To be done :: Locate each line with the string "centri" in the listing below and copy it.

[Recorded data]
═══

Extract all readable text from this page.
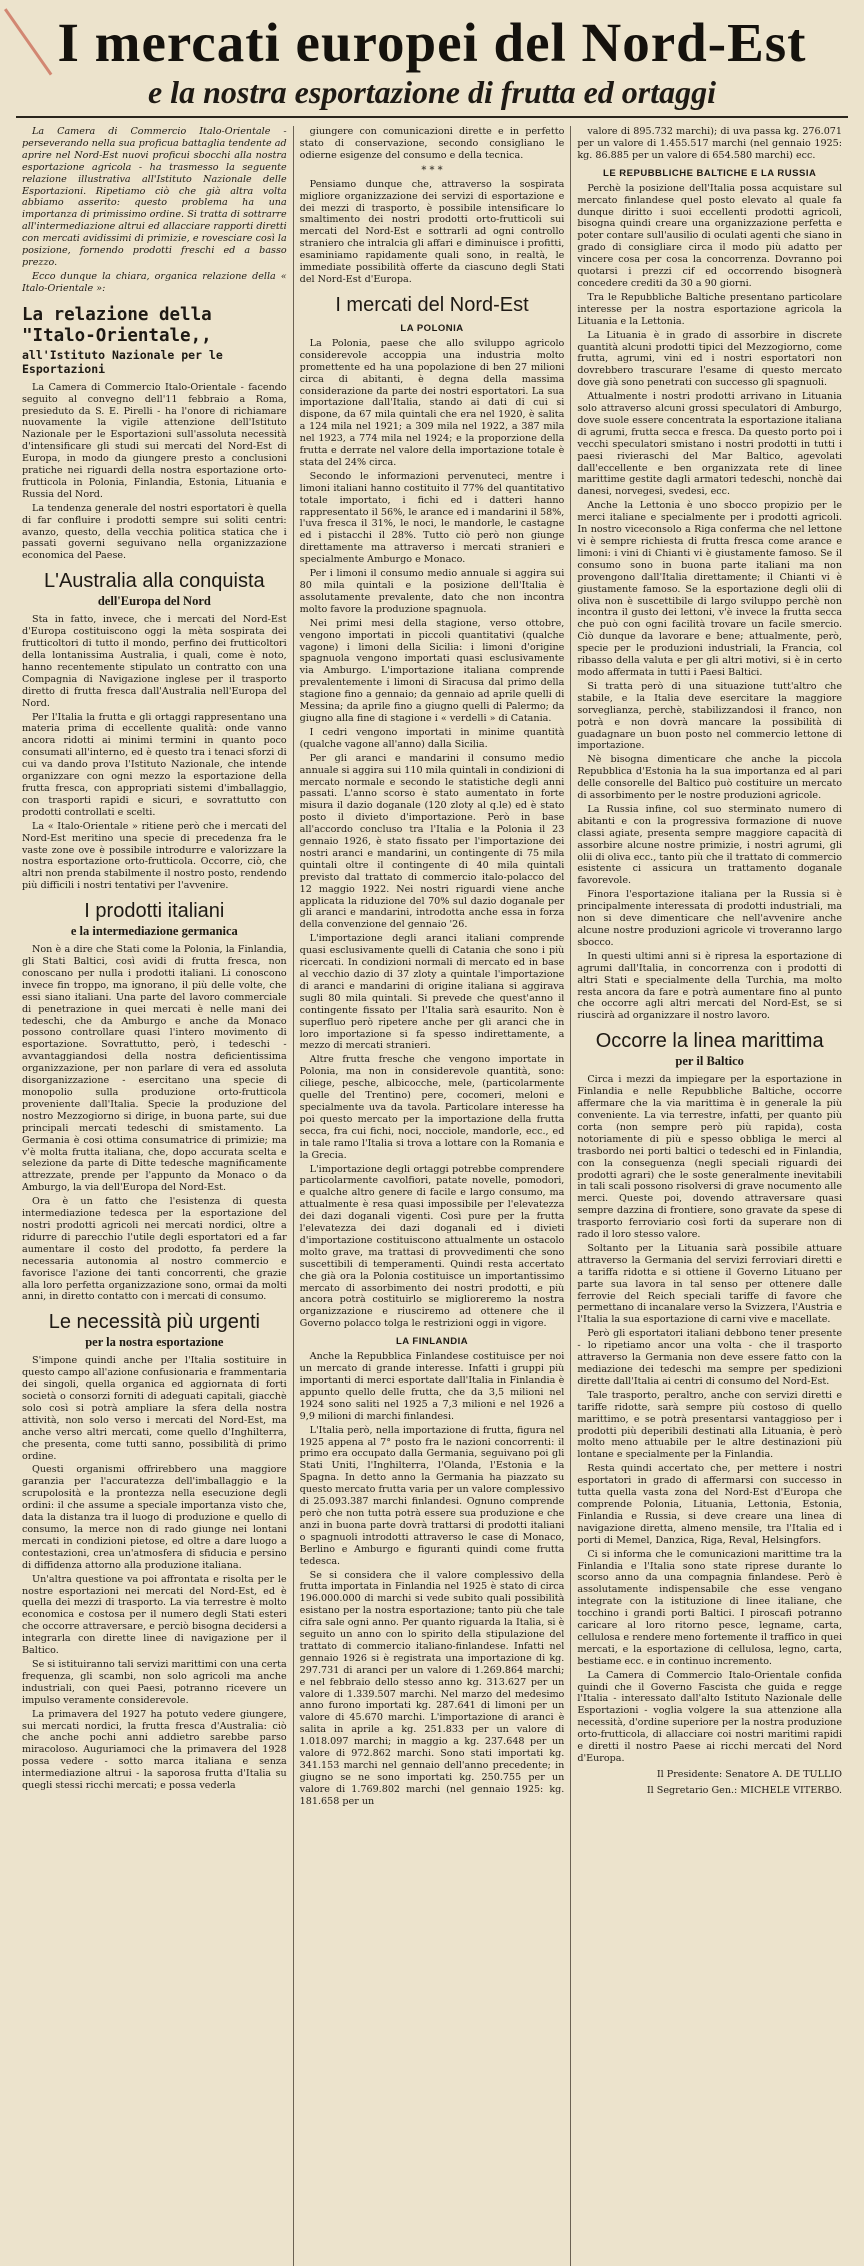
I mercati europei del Nord-Est
e la nostra esportazione di frutta ed ortaggi

La Camera di Commercio Italo-Orientale - perseverando nella sua proficua battaglia tendente ad aprire nel Nord-Est nuovi proficui sbocchi alla nostra esportazione agricola - ha trasmesso la seguente relazione illustrativa all'Istituto Nazionale delle Esportazioni. Ripetiamo ciò che già altra volta abbiamo asserito: questo problema ha una importanza di primissimo ordine. Si tratta di sottrarre all'intermediazione altrui ed allacciare rapporti diretti con mercati avidissimi di primizie, e rovesciare così la posizione, fornendo prodotti freschi ed a basso prezzo.

Ecco dunque la chiara, organica relazione della « Italo-Orientale »:

La relazione della "Italo-Orientale,,
all'Istituto Nazionale per le Esportazioni

La Camera di Commercio Italo-Orientale - facendo seguito al convegno dell'11 febbraio a Roma, presieduto da S. E. Pirelli - ha l'onore di richiamare nuovamente la vigile attenzione dell'Istituto Nazionale per le Esportazioni sull'assoluta necessità d'intensificare gli studi sui mercati del Nord-Est di Europa, in modo da giungere presto a conclusioni pratiche nei riguardi della nostra esportazione orto-frutticola in Polonia, Finlandia, Estonia, Lituania e Russia del Nord.

La tendenza generale del nostri esportatori è quella di far confluire i prodotti sempre sui soliti centri: avanzo, questo, della vecchia politica statica che i passati governi seguivano nella organizzazione economica del Paese.

L'Australia alla conquista
dell'Europa del Nord

Sta in fatto, invece, che i mercati del Nord-Est d'Europa costituiscono oggi la mèta sospirata dei frutticoltori di tutto il mondo, perfino dei frutticoltori della lontanissima Australia, i quali, come è noto, hanno recentemente stipulato un contratto con una Compagnia di Navigazione inglese per il trasporto diretto di frutta fresca dall'Australia nell'Europa del Nord.

Per l'Italia la frutta e gli ortaggi rappresentano una materia prima di eccellente qualità: onde vanno ancora ridotti ai minimi termini in quanto poco consumati all'interno, ed è questo tra i tenaci sforzi di cui va dando prova l'Istituto Nazionale, che intende organizzare con ogni mezzo la esportazione della frutta fresca, con appropriati sistemi d'imballaggio, con trasporti rapidi e sicuri, e sovrattutto con prodotti controllati e scelti.

La « Italo-Orientale » ritiene però che i mercati del Nord-Est meritino una specie di precedenza fra le vaste zone ove è possibile introdurre e valorizzare la nostra esportazione orto-frutticola. Occorre, ciò, che altri non prenda stabilmente il nostro posto, rendendo più difficili i nostri tentativi per l'avvenire.

I prodotti italiani
e la intermediazione germanica

Non è a dire che Stati come la Polonia, la Finlandia, gli Stati Baltici, così avidi di frutta fresca, non conoscano per nulla i prodotti italiani. Li conoscono invece fin troppo, ma ignorano, il più delle volte, che essi siano italiani. Una parte del lavoro commerciale di penetrazione in quei mercati è nelle mani dei tedeschi, che da Amburgo e anche da Monaco possono controllare quasi l'intero movimento di esportazione. Sovrattutto, però, i tedeschi - avvantaggiandosi della nostra deficientissima organizzazione, per non parlare di vera ed assoluta disorganizzazione - esercitano una specie di monopolio sulla produzione orto-frutticola proveniente dall'Italia. Specie la produzione del nostro Mezzogiorno si dirige, in buona parte, sui due principali mercati tedeschi di smistamento. La Germania è cosi ottima consumatrice di primizie; ma v'è molta frutta italiana, che, dopo accurata scelta e selezione da parte di Ditte tedesche magnificamente attrezzate, prende per l'appunto da Monaco o da Amburgo, la via dell'Europa del Nord-Est.

Ora è un fatto che l'esistenza di questa intermediazione tedesca per la esportazione del nostri prodotti agricoli nei mercati nordici, oltre a ridurre di parecchio l'utile degli esportatori ed a far aumentare il costo del prodotto, fa perdere la necessaria autonomia al nostro commercio e favorisce l'azione dei tanti concorrenti, che grazie alla loro perfetta organizzazione sono, ormai da molti anni, in diretto contatto con i mercati di consumo.

Le necessità più urgenti
per la nostra esportazione

S'impone quindi anche per l'Italia sostituire in questo campo all'azione confusionaria e frammentaria dei singoli, quella organica ed aggiornata di forti società o consorzi forniti di adeguati capitali, giacchè solo così si potrà ampliare la sfera della nostra attività, non solo verso i mercati del Nord-Est, ma anche verso altri mercati, come quello d'Inghilterra, che presenta, come tutti sanno, possibilità di primo ordine.

Questi organismi offrirebbero una maggiore garanzia per l'accuratezza dell'imballaggio e la scrupolosità e la prontezza nella esecuzione degli ordini: il che assume a speciale importanza visto che, data la distanza tra il luogo di produzione e quello di consumo, la merce non di rado giunge nei lontani mercati in condizioni pietose, ed oltre a dare luogo a contestazioni, crea un'atmosfera di sfiducia e persino di diffidenza attorno alla produzione italiana.

Un'altra questione va poi affrontata e risolta per le nostre esportazioni nei mercati del Nord-Est, ed è quella dei mezzi di trasporto. La via terrestre è molto economica e costosa per il numero degli Stati esteri che occorre attraversare, e perciò bisogna decidersi a integrarla con dirette linee di navigazione per il Baltico.

Se si istituiranno tali servizi marittimi con una certa frequenza, gli scambi, non solo agricoli ma anche industriali, con quei Paesi, potranno ricevere un impulso veramente considerevole.

La primavera del 1927 ha potuto vedere giungere, sui mercati nordici, la frutta fresca d'Australia: ciò che anche pochi anni addietro sarebbe parso miracoloso. Auguriamoci che la primavera del 1928 possa vedere - sotto marca italiana e senza intermediazione altrui - la saporosa frutta d'Italia su quegli stessi ricchi mercati; e possa vederla

giungere con comunicazioni dirette e in perfetto stato di conservazione, secondo consigliano le odierne esigenze del consumo e della tecnica.

* * *

Pensiamo dunque che, attraverso la sospirata migliore organizzazione dei servizi di esportazione e dei mezzi di trasporto, è possibile intensificare lo smaltimento dei nostri prodotti orto-frutticoli sui mercati del Nord-Est e sottrarli ad ogni controllo straniero che intralcia gli affari e diminuisce i profitti, esaminiamo rapidamente quali sono, in realtà, le immediate possibilità offerte da ciascuno degli Stati del Nord-Est d'Europa.

I mercati del Nord-Est
LA POLONIA

La Polonia, paese che allo sviluppo agricolo considerevole accoppia una industria molto promettente ed ha una popolazione di ben 27 milioni circa di abitanti, è degna della massima considerazione da parte dei nostri esportatori. La sua importazione dall'Italia, stando ai dati di cui si dispone, da 67 mila quintali che era nel 1920, è salita a 124 mila nel 1921; a 309 mila nel 1922, a 387 mila nel 1923, a 774 mila nel 1924; e la proporzione della frutta e derrate nel valore della importazione totale è stata del 24% circa.

Secondo le informazioni pervenuteci, mentre i limoni italiani hanno costituito il 77% del quantitativo totale importato, i fichi ed i datteri hanno rappresentato il 56%, le arance ed i mandarini il 58%, l'uva fresca il 31%, le noci, le mandorle, le castagne ed i pistacchi il 28%. Tutto ciò però non giunge direttamente ma attraverso i mercati stranieri e specialmente Amburgo e Monaco.

Per i limoni il consumo medio annuale si aggira sui 80 mila quintali e la posizione dell'Italia è assolutamente prevalente, dato che non incontra molto favore la produzione spagnuola.

Nei primi mesi della stagione, verso ottobre, vengono importati in piccoli quantitativi (qualche vagone) i limoni della Sicilia: i limoni d'origine spagnuola vengono importati quasi esclusivamente via Amburgo. L'importazione italiana comprende prevalentemente i limoni di Siracusa dal primo della stagione fino a gennaio; da gennaio ad aprile quelli di Messina; da aprile fino a giugno quelli di Palermo; da giugno alla fine di stagione i « verdelli » di Catania.

I cedri vengono importati in minime quantità (qualche vagone all'anno) dalla Sicilia.

Per gli aranci e mandarini il consumo medio annuale si aggira sui 110 mila quintali in condizioni di mercato normale e secondo le statistiche degli anni passati. L'anno scorso è stato aumentato in forte misura il dazio doganale (120 zloty al q.le) ed è stato posto il divieto d'importazione. Però in base all'accordo concluso tra l'Italia e la Polonia il 23 gennaio 1926, è stato fissato per l'importazione dei nostri aranci e mandarini, un contingente di 75 mila quintali oltre il contingente di 40 mila quintali previsto dal trattato di commercio italo-polacco del 12 maggio 1922. Nei nostri riguardi viene anche applicata la riduzione del 70% sul dazio doganale per gli aranci e mandarini, introdotta anche essa in forza della convenzione del gennaio '26.

L'importazione degli aranci italiani comprende quasi esclusivamente quelli di Catania che sono i più ricercati. In condizioni normali di mercato ed in base al vecchio dazio di 37 zloty a quintale l'importazione di aranci e mandarini di origine italiana si aggirava sugli 80 mila quintali. Si prevede che quest'anno il contingente fissato per l'Italia sarà esaurito. Non è superfluo però ripetere anche per gli aranci che in loro importazione si fa spesso indirettamente, a mezzo di mercati stranieri.

Altre frutta fresche che vengono importate in Polonia, ma non in considerevole quantità, sono: ciliege, pesche, albicocche, mele, (particolarmente quelle del Trentino) pere, cocomeri, meloni e specialmente uva da tavola. Particolare interesse ha poi questo mercato per la importazione della frutta secca, fra cui fichi, noci, nocciole, mandorle, ecc., ed in tale ramo l'Italia si trova a lottare con la Romania e la Grecia.

L'importazione degli ortaggi potrebbe comprendere particolarmente cavolfiori, patate novelle, pomodori, e qualche altro genere di facile e largo consumo, ma attualmente è resa quasi impossibile per l'elevatezza dei dazi doganali vigenti. Così pure per la frutta l'elevatezza dei dazi doganali ed i divieti d'importazione costituiscono attualmente un ostacolo molto grave, ma trattasi di provvedimenti che sono suscettibili di temperamenti. Quindi resta accertato che già ora la Polonia costituisce un importantissimo mercato di assorbimento dei nostri prodotti, e più ancora potrà costituirlo se miglioreremo la nostra organizzazione e riusciremo ad ottenere che il Governo polacco tolga le restrizioni oggi in vigore.

LA FINLANDIA

Anche la Repubblica Finlandese costituisce per noi un mercato di grande interesse. Infatti i gruppi più importanti di merci esportate dall'Italia in Finlandia è appunto quello delle frutta, che da 3,5 milioni nel 1924 sono saliti nel 1925 a 7,3 milioni e nel 1926 a 9,9 milioni di marchi finlandesi.

L'Italia però, nella importazione di frutta, figura nel 1925 appena al 7° posto fra le nazioni concorrenti: il primo era occupato dalla Germania, seguivano poi gli Stati Uniti, l'Inghilterra, l'Olanda, l'Estonia e la Spagna. In detto anno la Germania ha piazzato su questo mercato frutta varia per un valore complessivo di 25.093.387 marchi finlandesi. Ognuno comprende però che non tutta potrà essere sua produzione e che anzi in buona parte dovrà trattarsi di prodotti italiani o spagnuoli introdotti attraverso le case di Monaco, Berlino e Amburgo e figuranti quindi come frutta tedesca.

Se si considera che il valore complessivo della frutta importata in Finlandia nel 1925 è stato di circa 196.000.000 di marchi si vede subito quali possibilità esistano per la nostra esportazione; tanto più che tale cifra sale ogni anno. Per quanto riguarda la Italia, si è seguito un anno con lo spirito della stipulazione del trattato di commercio italiano-finlandese. Infatti nel gennaio 1926 si è registrata una importazione di kg. 297.731 di aranci per un valore di 1.269.864 marchi; e nel febbraio dello stesso anno kg. 313.627 per un valore di 1.339.507 marchi. Nel marzo del medesimo anno furono importati kg. 287.641 di limoni per un valore di 45.670 marchi. L'importazione di aranci è salita in aprile a kg. 251.833 per un valore di 1.018.097 marchi; in maggio a kg. 237.648 per un valore di 972.862 marchi. Sono stati importati kg. 341.153 marchi nel gennaio dell'anno precedente; in giugno se ne sono importati kg. 250.755 per un valore di 1.769.802 marchi (nel gennaio 1925: kg. 181.658 per un

valore di 895.732 marchi); di uva passa kg. 276.071 per un valore di 1.455.517 marchi (nel gennaio 1925: kg. 86.885 per un valore di 654.580 marchi) ecc.

LE REPUBBLICHE BALTICHE E LA RUSSIA

Perchè la posizione dell'Italia possa acquistare sul mercato finlandese quel posto elevato al quale fa dunque diritto i suoi eccellenti prodotti agricoli, bisogna quindi creare una organizzazione perfetta e poter contare sull'ausilio di oculati agenti che siano in grado di consigliare circa il modo più adatto per vincere cosa per cosa la concorrenza. Dovranno poi quotarsi i prezzi cif ed occorrendo bisognerà concedere crediti da 30 a 90 giorni.

Tra le Repubbliche Baltiche presentano particolare interesse per la nostra esportazione agricola la Lituania e la Lettonia.

La Lituania è in grado di assorbire in discrete quantità alcuni prodotti tipici del Mezzogiorno, come frutta, agrumi, vini ed i nostri esportatori non dovrebbero trascurare l'esame di questo mercato dove già sono penetrati con successo gli spagnuoli.

Attualmente i nostri prodotti arrivano in Lituania solo attraverso alcuni grossi speculatori di Amburgo, dove suole essere concentrata la esportazione italiana di agrumi, frutta secca e fresca. Da questo porto poi i vecchi speculatori smistano i nostri prodotti in tutti i paesi rivieraschi del Mar Baltico, agevolati dall'eccellente e ben organizzata rete di linee marittime gestite dagli armatori tedeschi, nonchè dai danesi, norvegesi, svedesi, ecc.

Anche la Lettonia è uno sbocco propizio per le merci italiane e specialmente per i prodotti agricoli. In nostro viceconsolo a Riga conferma che nel lettone vi è sempre richiesta di frutta fresca come arance e limoni: i vini di Chianti vi è giustamente famoso. Se il consumo sono in buona parte italiani ma non provengono dall'Italia direttamente; il Chianti vi è giustamente famoso. Se la esportazione degli olii di oliva non è suscettibile di largo sviluppo perchè non incontra il gusto dei lettoni, v'è invece la frutta secca che può con ogni facilità trovare un facile smercio. Ciò dunque da lavorare e bene; attualmente, però, specie per le produzioni industriali, la Francia, col ribasso della valuta e per gli altri motivi, si è in certo modo affermata in tutti i Paesi Baltici.

Si tratta però di una situazione tutt'altro che stabile, e la Italia deve esercitare la maggiore sorveglianza, perchè, stabilizzandosi il franco, non potrà e non dovrà mancare la possibilità di guadagnare un buon posto nel commercio lettone di importazione.

Nè bisogna dimenticare che anche la piccola Repubblica d'Estonia ha la sua importanza ed al pari delle consorelle del Baltico può costituire un mercato di assorbimento per le nostre produzioni agricole.

La Russia infine, col suo sterminato numero di abitanti e con la progressiva formazione di nuove classi agiate, presenta sempre maggiore capacità di assorbire alcune nostre primizie, i nostri agrumi, gli olii di oliva ecc., tanto più che il trattato di commercio esistente ci assicura un trattamento doganale favorevole.

Finora l'esportazione italiana per la Russia si è principalmente interessata di prodotti industriali, ma non si deve dimenticare che nell'avvenire anche alcune nostre produzioni agricole vi troveranno largo sbocco.

In questi ultimi anni si è ripresa la esportazione di agrumi dall'Italia, in concorrenza con i prodotti di altri Stati e specialmente della Turchia, ma molto resta ancora da fare e potrà aumentare fino al punto che occorre agli altri mercati del Nord-Est, se si riuscirà ad organizzare il nostro lavoro.

Occorre la linea marittima
per il Baltico

Circa i mezzi da impiegare per la esportazione in Finlandia e nelle Repubbliche Baltiche, occorre affermare che la via marittima è in generale la più conveniente. La via terrestre, infatti, per quanto più corta (non sempre però più rapida), costa notoriamente di più e spesso obbliga le merci al trasbordo nei porti baltici o tedeschi ed in Finlandia, con la conseguenza (negli speciali riguardi dei prodotti agrari) che le soste generalmente inevitabili in tali scali possono risolversi di grave nocumento alle merci. Queste poi, dovendo attraversare quasi sempre dazzina di frontiere, sono gravate da spese di trasporto ferroviario così forti da superare non di rado il loro stesso valore.

Soltanto per la Lituania sarà possibile attuare attraverso la Germania del servizi ferroviari diretti e a tariffa ridotta e si ottiene il Governo Lituano per parte sua lavora in tal senso per ottenere dalle ferrovie del Reich speciali tariffe di favore che permettano di incanalare verso la Svizzera, l'Austria e l'Italia la sua esportazione di carni vive e macellate.

Però gli esportatori italiani debbono tener presente - lo ripetiamo ancor una volta - che il trasporto attraverso la Germania non deve essere fatto con la mediazione dei tedeschi ma sempre per spedizioni dirette dall'Italia ai centri di consumo del Nord-Est.

Tale trasporto, peraltro, anche con servizi diretti e tariffe ridotte, sarà sempre più costoso di quello marittimo, e se potrà presentarsi vantaggioso per i prodotti più deperibili destinati alla Lituania, è però molto meno attuabile per le altre destinazioni più lontane e specialmente per la Finlandia.

Resta quindi accertato che, per mettere i nostri esportatori in grado di affermarsi con successo in tutta quella vasta zona del Nord-Est d'Europa che comprende Polonia, Lituania, Lettonia, Estonia, Finlandia e Russia, si deve creare una linea di navigazione diretta, almeno mensile, tra l'Italia ed i porti di Memel, Danzica, Riga, Reval, Helsingfors.

Ci si informa che le comunicazioni marittime tra la Finlandia e l'Italia sono state riprese durante lo scorso anno da una compagnia finlandese. Però è assolutamente indispensabile che esse vengano integrate con la istituzione di linee italiane, che tocchino i grandi porti Baltici. I piroscafi potranno caricare al loro ritorno pesce, legname, carta, cellulosa e rendere meno fortemente il traffico in quei mercati, e la esportazione di cellulosa, legno, carta, bestiame ecc. e in continuo incremento.

La Camera di Commercio Italo-Orientale confida quindi che il Governo Fascista che guida e regge l'Italia - interessato dall'alto Istituto Nazionale delle Esportazioni - voglia volgere la sua attenzione alla necessità, d'ordine superiore per la nostra produzione orto-frutticola, di allacciare coi nostri maritimi rapidi e diretti il nostro Paese ai ricchi mercati del Nord d'Europa.

Il Presidente: Senatore A. DE TULLIO
Il Segretario Gen.: MICHELE VITERBO.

═══

Response for this exercise ::
La tendenza generale del nostri esportatori è quella di far confluire i prodotti sempre sui soliti centri: avanzo, questo, della vecchia politica statica che i passati governi seguivano nella organizzazione economica del Paese.
Però gli esportatori italiani debbono tener presente - lo ripetiamo ancor una volta - che il trasporto attraverso la Germania non deve essere fatto con la mediazione dei tedeschi ma sempre per spedizioni dirette dall'Italia ai centri di consumo del Nord-Est.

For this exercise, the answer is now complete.